## Start GIVEN PASSAGE

3.3.5: A multi-Installment science fiction or fantasy story, unified by elements such as plot, characters, setting, and presentation, appearing in at least three (3) installments consisting in total of at least 240,000 words by the close of the previous calendar year, at least one (1) installment of which was published in the previous calendar year, and which has not previously won under 3.3.5.

3.3.5.1: Previous losing finalists in the Best Series category shall be eligible only upon the publication of at least two (2) additional installments consisting in total of at least 240,000 words after they qualified for their last appearance on the final ballot and by the close of the previous calendar year.
This is worth mentioning now because 2019 is the third year of the Best Series category and the second appearance of Seanan McGuire’s October Daye series because McGuire has published two additional novels (The Brightest Fell, Night and Silence) as well as some short fiction set in that universe. I wouldn’t be shocked to see McGuire’s InCryptid make a second appearance next year, and I also expect to see The Expanse to have its own second crack at the ballot, though with The Expanse I hope readers wait one more year for the ninth (and final?) volume to be published so that The Expanse can be considered as a completed work.

I’m curious what this says about the long term future and health of the category if we see some of the same series make repeat appearances. Of course, we can (and do) say the same thing about a number of “down the ballot” categories like Fanzine (we do appreciate being on the ballot for the third year in a row!), Semiprozine, and the Editor categories.

This doesn’t speak against any particular finalist on this or any other year. As you’ll see when you read through my commentary, October Daye is my pick for Best Series this year and may well be my pick if it doesn’t win this year and makes another appearance in two or three years. What is interesting to me is that the rules for Best Series allow for a really solid cross section of the sort of series work being published each year. There are completed trilogies, a very loose series of shorter stories, and ongoing series for which the author may not have a fixed end point in mind. I am very interested to see how Best Series may evolve in the coming years.

Before that evolution happens, though, let’s take a look at this year’s finalists for Best Series.



The Centenal Cycle, by Malka Older (Tor.com publishing)
The Laundry Files, by Charles Stross (most recently Tor.com publishing/Orbit)
Machineries of Empire, by Yoon Ha Lee (Solaris)
The October Daye Series, by Seanan McGuire (most recently DAW)
The Universe of Xuya, by Aliette de Bodard (most recently Subterranean Press)
Wayfarers, by Becky Chambers (Hodder & Stoughton / Harper Voyager)



The Laundry Files: I’m in an interesting position with The Laundry Files. I read the first two novels (The Atrocity Archives and The Jennifer Morgue) as they were published and generally enjoyed them, as I did the novellas published around that time. I had a copy of the third volume, The Fuller Memorandum, for a number of years and I could never quite muster up the interest to actually pick the book up and read it. I’m curious about the progression of the series, the shifting viewpoint character moving off of Bob Howard.

## End GIVEN PASSAGE

STATED TASK 1 → Copy the entries word for word, from their first line through the line containing "volume-bar-yellow [446,275,447,396]".

## Start RECORDS SUPPLIED

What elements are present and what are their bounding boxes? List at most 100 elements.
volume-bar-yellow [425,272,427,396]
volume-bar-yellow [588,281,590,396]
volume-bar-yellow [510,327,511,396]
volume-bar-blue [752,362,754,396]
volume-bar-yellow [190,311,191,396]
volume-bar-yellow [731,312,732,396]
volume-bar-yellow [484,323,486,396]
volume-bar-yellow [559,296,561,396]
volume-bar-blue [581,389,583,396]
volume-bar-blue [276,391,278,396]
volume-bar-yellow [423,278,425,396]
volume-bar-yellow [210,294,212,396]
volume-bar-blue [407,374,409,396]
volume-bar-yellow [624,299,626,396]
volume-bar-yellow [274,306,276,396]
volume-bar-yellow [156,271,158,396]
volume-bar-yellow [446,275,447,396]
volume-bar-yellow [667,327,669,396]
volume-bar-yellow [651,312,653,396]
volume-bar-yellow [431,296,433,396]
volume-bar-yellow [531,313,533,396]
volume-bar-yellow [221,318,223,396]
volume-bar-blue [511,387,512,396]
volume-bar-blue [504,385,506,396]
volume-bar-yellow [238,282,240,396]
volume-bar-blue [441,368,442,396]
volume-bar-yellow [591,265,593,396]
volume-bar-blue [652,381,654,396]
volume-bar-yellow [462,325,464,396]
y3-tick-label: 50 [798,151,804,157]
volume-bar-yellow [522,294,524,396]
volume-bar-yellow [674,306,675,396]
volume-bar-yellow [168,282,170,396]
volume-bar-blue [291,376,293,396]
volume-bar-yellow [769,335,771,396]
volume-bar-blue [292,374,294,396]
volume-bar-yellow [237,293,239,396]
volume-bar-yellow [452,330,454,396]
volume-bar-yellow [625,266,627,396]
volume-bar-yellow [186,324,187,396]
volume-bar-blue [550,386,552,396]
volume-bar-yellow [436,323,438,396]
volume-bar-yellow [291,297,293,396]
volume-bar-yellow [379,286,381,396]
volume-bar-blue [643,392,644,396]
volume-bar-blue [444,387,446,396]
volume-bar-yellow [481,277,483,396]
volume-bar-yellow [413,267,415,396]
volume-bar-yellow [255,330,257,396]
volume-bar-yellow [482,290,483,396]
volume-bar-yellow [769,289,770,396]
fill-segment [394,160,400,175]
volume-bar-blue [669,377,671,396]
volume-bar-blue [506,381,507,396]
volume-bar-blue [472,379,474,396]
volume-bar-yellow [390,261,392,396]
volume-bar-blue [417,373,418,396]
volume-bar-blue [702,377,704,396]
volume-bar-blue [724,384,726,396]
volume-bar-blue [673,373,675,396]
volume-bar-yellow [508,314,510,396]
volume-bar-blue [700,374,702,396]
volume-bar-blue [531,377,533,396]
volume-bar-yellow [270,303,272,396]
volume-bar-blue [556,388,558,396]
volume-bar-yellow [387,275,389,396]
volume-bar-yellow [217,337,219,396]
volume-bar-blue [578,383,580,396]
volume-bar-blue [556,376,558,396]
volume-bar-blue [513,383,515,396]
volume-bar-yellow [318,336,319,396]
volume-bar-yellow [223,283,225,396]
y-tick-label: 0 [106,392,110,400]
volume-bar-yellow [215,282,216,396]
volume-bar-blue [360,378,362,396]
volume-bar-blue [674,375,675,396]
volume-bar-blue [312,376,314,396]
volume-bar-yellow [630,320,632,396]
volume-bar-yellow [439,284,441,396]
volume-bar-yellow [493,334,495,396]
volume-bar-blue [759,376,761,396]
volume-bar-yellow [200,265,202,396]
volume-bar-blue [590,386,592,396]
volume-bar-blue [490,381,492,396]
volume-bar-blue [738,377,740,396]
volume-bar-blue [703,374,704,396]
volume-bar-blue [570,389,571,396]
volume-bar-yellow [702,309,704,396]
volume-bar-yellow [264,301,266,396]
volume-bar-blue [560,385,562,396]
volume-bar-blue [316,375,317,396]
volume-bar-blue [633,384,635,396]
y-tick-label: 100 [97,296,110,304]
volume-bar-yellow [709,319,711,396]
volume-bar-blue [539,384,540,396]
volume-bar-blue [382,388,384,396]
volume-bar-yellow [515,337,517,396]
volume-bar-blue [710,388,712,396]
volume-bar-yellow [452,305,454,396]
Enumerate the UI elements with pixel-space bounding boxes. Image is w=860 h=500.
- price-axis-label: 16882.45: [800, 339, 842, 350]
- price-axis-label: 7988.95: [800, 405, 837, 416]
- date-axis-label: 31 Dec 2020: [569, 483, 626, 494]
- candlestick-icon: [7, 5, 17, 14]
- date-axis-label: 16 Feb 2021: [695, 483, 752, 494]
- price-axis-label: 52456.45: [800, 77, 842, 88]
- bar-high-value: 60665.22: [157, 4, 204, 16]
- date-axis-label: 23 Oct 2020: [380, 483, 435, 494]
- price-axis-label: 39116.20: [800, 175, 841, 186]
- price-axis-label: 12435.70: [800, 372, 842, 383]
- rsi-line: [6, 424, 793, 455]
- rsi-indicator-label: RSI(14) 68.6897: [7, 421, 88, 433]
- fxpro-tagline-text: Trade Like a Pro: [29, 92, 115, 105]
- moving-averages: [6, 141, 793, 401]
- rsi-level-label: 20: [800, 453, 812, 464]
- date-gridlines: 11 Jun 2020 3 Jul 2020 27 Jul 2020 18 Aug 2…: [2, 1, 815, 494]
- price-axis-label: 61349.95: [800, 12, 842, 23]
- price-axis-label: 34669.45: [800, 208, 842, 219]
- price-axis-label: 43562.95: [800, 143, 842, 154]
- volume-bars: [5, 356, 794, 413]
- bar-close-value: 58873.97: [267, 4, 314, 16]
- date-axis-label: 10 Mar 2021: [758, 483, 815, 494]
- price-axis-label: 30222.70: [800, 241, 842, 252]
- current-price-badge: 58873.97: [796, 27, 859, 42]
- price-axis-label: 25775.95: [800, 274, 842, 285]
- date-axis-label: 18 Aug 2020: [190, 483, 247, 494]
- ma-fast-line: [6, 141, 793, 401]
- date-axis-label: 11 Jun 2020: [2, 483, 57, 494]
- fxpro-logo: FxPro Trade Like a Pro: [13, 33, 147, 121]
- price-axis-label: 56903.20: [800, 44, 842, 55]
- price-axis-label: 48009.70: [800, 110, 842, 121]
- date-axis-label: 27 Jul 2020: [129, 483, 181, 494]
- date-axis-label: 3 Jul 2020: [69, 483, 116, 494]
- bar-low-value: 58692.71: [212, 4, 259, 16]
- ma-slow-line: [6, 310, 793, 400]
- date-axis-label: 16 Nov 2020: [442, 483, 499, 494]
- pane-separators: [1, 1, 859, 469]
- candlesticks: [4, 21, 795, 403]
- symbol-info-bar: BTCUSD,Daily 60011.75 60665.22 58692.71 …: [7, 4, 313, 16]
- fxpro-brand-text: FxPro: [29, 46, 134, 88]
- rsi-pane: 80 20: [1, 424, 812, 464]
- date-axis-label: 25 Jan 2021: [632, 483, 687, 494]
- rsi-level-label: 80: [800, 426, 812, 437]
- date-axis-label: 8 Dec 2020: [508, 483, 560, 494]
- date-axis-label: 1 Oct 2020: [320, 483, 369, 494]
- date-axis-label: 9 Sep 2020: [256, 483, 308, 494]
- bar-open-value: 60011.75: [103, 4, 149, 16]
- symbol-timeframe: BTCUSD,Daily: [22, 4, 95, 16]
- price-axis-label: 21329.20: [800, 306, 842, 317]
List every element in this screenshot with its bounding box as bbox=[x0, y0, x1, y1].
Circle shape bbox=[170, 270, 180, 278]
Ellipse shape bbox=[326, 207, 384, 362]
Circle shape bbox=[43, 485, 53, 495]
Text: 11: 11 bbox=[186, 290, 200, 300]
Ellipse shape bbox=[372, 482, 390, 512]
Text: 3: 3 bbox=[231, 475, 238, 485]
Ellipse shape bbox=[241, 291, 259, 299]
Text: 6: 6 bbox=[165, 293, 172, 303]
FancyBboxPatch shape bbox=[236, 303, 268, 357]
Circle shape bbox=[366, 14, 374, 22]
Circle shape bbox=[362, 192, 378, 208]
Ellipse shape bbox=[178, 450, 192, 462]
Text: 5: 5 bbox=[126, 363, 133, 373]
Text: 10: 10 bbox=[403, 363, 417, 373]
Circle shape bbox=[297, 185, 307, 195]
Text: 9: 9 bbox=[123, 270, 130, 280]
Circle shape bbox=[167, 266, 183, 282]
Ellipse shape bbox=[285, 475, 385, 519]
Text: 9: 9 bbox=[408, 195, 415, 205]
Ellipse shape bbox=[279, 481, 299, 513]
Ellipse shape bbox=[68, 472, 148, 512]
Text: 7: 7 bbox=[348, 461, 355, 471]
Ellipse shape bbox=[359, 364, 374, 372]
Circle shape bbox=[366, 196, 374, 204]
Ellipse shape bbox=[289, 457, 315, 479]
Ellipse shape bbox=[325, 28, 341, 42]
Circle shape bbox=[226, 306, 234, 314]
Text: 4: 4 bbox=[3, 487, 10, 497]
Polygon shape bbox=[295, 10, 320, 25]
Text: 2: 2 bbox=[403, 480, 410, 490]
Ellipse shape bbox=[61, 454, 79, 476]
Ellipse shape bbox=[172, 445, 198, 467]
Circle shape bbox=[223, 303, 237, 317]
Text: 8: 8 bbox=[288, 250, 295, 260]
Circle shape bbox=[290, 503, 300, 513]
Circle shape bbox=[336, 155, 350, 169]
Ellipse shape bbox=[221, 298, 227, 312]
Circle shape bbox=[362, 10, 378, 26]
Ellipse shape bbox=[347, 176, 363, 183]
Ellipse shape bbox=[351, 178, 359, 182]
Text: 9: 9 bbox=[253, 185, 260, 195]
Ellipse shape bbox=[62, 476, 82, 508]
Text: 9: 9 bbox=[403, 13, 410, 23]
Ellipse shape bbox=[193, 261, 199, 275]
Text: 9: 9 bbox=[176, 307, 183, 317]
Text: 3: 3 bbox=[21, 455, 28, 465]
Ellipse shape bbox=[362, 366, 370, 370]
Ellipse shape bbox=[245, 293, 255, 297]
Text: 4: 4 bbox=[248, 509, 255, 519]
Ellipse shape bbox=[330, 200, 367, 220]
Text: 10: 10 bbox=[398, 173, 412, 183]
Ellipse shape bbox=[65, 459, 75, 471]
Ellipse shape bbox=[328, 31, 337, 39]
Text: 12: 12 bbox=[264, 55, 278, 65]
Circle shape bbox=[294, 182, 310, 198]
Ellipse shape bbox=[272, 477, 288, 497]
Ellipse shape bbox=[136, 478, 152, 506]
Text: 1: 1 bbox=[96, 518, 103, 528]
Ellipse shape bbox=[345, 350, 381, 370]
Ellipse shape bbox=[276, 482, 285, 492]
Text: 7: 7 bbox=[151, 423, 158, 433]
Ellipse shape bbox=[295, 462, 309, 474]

## End RECORDS SUPPLIED

STATED TASK 2 → In the Best Series commentary, which series does the writer name as their pick for Best Series this year?

EXERCISE OUTPUT 1 →
What elements are present and what are their bounding boxes? List at most 100 elements.
volume-bar-yellow [425,272,427,396]
volume-bar-yellow [588,281,590,396]
volume-bar-yellow [510,327,511,396]
volume-bar-blue [752,362,754,396]
volume-bar-yellow [190,311,191,396]
volume-bar-yellow [731,312,732,396]
volume-bar-yellow [484,323,486,396]
volume-bar-yellow [559,296,561,396]
volume-bar-blue [581,389,583,396]
volume-bar-blue [276,391,278,396]
volume-bar-yellow [423,278,425,396]
volume-bar-yellow [210,294,212,396]
volume-bar-blue [407,374,409,396]
volume-bar-yellow [624,299,626,396]
volume-bar-yellow [274,306,276,396]
volume-bar-yellow [156,271,158,396]
volume-bar-yellow [446,275,447,396]

EXERCISE OUTPUT 2 → October Daye